Source text:

When it comes to treating COVID-19, the world has it all wrong, a Facebook post claims.
“Autopsies prove that COVID-19 is a disseminated intravascular coagulation — pulmonary thrombosis. It is now clear that the whole world has been attacking the so-called coronavirus pandemic wrongly due to a serious pathophysiological diagnosis error,” the lengthy post begins.
Autopsies performed by Italian pathologists, the post continues, show that COVID-19 “is not pneumonia, but it is disseminated intravascular coagulation, or thrombosis, which ought to be fought with antibiotics, antivirals, anti-inflammatories and anticoagulants. If this is true for all cases, that means the whole world is about to resolve this novel pandemic earlier than expected.”
The post was flagged as part of Facebook’s efforts to combat false news and misinformation on its News Feed. (Read more about our partnership with Facebook.)
We’ve seen the terms so many times, but it doesn’t hurt to review.
COVID-19 is an abbreviation for coronavirus disease 2019 — a name given by the World Health Organization three months after the disease was discovered in Wuhan, China, in December.
Antibiotics do not work against viruses; they only work on bacterial infections.
As Texas A&M University-Texarkana virologist Ben Neuman describes it, “COVID-19 starts out in the lungs like the common-cold coronaviruses, but then causes havoc with the immune system that can lead to long-term lung damage or death.”
The technical term cited in the Facebook post — “disseminated intravascular coagulation” — is “a rare but serious condition that causes abnormal blood clotting throughout the body’s blood vessels,” according to the National Heart, Lung and Blood Institute, a U.S. government agency. “It is caused by another disease or condition, such as an infection or injury, that makes the body’s normal blood clotting process become overactive.”

Given entries:
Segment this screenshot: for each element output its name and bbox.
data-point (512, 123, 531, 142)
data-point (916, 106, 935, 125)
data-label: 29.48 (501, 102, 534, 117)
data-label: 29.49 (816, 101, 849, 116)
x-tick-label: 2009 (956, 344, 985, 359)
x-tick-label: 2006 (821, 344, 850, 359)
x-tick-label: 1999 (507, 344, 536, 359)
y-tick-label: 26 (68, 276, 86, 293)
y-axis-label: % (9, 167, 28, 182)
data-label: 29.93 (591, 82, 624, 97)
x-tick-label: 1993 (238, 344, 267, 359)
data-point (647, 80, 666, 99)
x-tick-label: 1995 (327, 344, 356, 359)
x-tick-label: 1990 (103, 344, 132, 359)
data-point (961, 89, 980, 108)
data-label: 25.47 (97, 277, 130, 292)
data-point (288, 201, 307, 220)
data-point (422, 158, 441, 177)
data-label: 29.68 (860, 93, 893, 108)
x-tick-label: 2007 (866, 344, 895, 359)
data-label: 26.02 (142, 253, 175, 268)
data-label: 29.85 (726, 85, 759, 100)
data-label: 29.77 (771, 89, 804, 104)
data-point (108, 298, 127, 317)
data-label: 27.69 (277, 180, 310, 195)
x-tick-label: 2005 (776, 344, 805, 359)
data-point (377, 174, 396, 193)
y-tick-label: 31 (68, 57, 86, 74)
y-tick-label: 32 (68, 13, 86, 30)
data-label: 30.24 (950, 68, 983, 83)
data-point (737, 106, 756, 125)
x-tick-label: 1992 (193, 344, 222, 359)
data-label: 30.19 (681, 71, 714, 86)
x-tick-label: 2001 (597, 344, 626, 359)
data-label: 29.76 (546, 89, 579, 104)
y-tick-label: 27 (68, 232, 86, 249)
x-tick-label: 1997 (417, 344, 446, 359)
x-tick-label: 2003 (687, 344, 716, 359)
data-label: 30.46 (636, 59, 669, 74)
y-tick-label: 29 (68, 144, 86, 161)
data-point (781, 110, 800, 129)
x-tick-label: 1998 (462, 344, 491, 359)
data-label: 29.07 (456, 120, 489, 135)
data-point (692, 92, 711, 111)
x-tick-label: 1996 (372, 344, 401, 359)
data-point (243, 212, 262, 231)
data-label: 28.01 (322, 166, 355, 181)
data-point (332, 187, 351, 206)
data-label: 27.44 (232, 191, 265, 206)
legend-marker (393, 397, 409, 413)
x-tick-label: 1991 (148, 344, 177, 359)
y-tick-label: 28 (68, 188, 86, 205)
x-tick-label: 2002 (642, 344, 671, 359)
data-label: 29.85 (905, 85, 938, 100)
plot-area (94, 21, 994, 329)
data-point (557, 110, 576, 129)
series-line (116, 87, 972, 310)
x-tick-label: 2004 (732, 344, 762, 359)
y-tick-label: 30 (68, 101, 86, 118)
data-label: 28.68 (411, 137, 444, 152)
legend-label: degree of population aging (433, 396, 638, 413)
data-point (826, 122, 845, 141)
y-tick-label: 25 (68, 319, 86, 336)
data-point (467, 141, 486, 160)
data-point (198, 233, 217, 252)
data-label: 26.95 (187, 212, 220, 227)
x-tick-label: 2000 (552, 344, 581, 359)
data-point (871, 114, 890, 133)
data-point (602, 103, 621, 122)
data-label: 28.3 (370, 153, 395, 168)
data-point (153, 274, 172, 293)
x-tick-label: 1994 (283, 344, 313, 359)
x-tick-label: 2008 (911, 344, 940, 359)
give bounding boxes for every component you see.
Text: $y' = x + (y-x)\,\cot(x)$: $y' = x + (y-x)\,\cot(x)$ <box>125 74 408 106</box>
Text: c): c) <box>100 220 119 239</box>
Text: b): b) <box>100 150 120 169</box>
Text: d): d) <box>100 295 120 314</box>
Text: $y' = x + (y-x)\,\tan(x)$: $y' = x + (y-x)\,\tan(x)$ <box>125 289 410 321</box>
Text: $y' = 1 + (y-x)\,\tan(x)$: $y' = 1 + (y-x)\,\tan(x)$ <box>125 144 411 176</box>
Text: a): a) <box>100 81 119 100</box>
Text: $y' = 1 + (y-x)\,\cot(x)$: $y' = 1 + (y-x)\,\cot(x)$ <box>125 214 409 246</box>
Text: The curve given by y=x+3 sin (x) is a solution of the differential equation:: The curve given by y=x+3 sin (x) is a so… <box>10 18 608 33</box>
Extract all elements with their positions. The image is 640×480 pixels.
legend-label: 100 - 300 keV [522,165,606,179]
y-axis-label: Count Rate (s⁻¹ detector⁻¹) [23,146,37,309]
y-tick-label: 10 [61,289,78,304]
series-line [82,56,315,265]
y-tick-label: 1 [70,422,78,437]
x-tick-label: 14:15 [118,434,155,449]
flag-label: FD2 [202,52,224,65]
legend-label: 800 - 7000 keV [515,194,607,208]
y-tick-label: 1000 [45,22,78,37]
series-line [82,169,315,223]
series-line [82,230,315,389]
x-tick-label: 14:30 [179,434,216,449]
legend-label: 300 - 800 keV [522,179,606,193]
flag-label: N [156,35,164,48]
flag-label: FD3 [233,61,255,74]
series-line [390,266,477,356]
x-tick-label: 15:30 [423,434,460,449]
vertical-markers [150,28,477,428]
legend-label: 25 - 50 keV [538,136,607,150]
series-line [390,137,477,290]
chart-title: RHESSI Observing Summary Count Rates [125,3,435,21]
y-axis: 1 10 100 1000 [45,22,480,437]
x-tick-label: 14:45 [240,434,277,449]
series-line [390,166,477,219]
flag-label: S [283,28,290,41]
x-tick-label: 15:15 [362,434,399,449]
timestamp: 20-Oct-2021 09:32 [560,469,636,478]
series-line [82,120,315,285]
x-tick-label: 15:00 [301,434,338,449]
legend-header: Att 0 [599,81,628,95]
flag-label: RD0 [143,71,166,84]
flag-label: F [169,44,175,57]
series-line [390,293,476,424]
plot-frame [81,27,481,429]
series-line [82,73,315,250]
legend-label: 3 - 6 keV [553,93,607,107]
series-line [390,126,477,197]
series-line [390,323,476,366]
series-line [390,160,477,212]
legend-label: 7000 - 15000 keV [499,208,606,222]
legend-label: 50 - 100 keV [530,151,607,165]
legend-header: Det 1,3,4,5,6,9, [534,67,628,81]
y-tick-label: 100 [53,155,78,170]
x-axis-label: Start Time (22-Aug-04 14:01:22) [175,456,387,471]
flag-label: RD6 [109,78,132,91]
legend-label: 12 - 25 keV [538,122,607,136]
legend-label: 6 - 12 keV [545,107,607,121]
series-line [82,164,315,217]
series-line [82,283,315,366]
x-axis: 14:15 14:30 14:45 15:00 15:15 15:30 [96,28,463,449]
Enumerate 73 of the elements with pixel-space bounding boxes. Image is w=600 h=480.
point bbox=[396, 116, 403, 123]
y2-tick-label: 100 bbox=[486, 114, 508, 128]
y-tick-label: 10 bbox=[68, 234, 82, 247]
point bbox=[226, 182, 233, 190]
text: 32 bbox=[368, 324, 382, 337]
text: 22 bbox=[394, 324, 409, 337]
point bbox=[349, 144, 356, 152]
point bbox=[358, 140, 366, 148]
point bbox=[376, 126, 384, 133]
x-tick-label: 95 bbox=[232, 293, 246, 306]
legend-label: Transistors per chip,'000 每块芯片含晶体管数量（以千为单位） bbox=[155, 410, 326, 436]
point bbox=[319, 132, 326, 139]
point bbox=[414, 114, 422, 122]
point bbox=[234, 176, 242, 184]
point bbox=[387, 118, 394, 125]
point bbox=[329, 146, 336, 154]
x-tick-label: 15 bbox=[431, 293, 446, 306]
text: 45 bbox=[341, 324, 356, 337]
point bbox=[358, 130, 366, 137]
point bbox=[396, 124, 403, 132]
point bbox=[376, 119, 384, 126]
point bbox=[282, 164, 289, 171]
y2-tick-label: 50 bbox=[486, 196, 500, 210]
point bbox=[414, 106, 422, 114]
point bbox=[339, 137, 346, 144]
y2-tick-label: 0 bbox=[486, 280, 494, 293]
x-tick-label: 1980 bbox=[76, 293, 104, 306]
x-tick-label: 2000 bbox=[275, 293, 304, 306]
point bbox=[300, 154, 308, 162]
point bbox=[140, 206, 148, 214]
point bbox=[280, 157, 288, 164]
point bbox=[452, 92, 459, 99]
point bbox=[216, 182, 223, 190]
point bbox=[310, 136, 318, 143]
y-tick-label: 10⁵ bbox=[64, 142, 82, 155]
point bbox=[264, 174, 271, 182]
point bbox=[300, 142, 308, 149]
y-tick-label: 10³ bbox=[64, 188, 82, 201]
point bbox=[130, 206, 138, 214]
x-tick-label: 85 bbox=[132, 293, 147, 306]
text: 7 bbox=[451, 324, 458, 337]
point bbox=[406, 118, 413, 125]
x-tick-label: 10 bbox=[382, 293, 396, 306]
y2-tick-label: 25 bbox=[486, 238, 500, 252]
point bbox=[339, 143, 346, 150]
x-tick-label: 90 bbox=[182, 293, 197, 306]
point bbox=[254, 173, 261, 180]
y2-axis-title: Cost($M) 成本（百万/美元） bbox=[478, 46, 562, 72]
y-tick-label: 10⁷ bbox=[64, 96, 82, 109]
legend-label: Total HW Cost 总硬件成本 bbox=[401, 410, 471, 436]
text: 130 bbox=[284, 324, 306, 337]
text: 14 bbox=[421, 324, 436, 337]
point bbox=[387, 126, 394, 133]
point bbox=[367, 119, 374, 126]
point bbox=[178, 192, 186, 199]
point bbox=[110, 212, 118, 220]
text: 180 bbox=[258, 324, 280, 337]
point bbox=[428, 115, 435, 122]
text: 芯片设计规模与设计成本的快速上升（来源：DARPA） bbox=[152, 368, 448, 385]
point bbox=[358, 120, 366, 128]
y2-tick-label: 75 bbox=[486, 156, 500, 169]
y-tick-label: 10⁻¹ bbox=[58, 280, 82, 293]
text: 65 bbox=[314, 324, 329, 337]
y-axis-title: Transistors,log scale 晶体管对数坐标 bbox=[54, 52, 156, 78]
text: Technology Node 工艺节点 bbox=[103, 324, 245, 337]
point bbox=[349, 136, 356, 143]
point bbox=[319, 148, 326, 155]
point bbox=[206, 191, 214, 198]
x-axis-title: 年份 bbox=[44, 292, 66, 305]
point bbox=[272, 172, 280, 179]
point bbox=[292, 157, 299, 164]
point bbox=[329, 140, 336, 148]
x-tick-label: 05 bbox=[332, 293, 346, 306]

Exercise set:
1) Answer the following from the COVID-19 fact-check, one line each:
(a) Which pathologists does the Facebook post say performed the autopsies?
(b) On what kind of infection do antibiotics work?
(c) Which U.S. government agency is quoted defining "disseminated intravascular coagulation"?
2) Rewrite the stretch of the COVID-19 fact-check from "COVID-19 is an" through "China, in December.", replacing "World Health Organization" with "United Nations health agency".
3) Carry on the COVID-19 fact-check from the point at which it stops.

List of answers:
1)
(a) Italian pathologists
(b) Bacterial infections
(c) The National Heart, Lung and Blood Institute

2)
COVID-19 is an abbreviation for coronavirus disease 2019 — a name given by the United Nations health agency three months after the disease was discovered in Wuhan, China, in December.

3)
As the post indicates, Italian pathologists did perform autopsies on people with COVID-19.
But their study didn’t contradict what COVID-19 is; it merely reported on how the disease can damage lungs.
The pathologists examined the lung tissues of 38 COVID-19 patients who died in hospitals in northern Italy. They concluded that “the virus remains in lung tissue for many days, even if in small quantities, possibly being the trigger of the mechanism that leads to and feeds lung damage.”
One of the pathologists on the study, Dr. Aurelio Sonzogni of Papa Giovanni XXIII Hospital in Bergamo, confirmed to PolitiFact that the study does not contradict the fact that COVID-19 is a virus that cannot be treated with antibiotics. Rather, his study found that lung damage caused by blood clots is one possible effect of COVID-19. The study has been accepted for publication in The Lancet Infectious Diseases, a London-based medical journal, he said.
“Autopsies prove that COVID-19 is” a blood clot, not pneumonia, “and ought to be fought with antibiotics,” a Facebook post claimed,” and the whole world has been wrong in treating the “so-called” pandemic.
The novel coronavirus that causes the disease COVID-19 is a virus. Viruses do not respond to antibiotic treatment; antibiotics only work on bacterial infections.
COVID-19 is primarily a respiratory illness that in some cases causes pneumonia. Another effect, according to the autopsies in Italy, is lung damage caused by blood clotting.
The post is false and ridiculous — Pants on Fire.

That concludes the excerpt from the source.